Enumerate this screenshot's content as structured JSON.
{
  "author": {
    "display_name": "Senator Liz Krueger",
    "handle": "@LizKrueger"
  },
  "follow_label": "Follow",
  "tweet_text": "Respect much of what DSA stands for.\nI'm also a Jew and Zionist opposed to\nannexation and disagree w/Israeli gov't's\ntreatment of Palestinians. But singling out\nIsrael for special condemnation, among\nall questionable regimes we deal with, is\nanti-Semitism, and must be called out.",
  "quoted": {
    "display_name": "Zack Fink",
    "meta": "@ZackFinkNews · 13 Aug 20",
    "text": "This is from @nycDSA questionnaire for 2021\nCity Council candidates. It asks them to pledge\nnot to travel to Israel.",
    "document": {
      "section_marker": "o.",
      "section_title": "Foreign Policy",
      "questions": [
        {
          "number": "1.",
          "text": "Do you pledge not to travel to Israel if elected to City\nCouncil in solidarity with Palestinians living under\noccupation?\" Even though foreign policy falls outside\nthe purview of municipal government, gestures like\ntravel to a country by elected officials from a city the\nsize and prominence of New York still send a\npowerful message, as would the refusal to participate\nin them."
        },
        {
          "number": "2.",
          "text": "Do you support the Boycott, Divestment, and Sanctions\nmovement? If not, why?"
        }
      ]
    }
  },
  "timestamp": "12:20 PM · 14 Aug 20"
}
--
Short task: Copy out each line in the preceding records that contains "them".

The answer:
    "text": "This is from @nycDSA questionnaire for 2021\nCity Council candidates. It asks them to pledge\nnot to travel to Israel.",
          "text": "Do you pledge not to travel to Israel if elected to City\nCouncil in solidarity with Palestinians living under\noccupation?\" Even though foreign policy falls outside\nthe purview of municipal government, gestures like\ntravel to a country by elected officials from a city the\nsize and prominence of New York still send a\npowerful message, as would the refusal to participate\nin them."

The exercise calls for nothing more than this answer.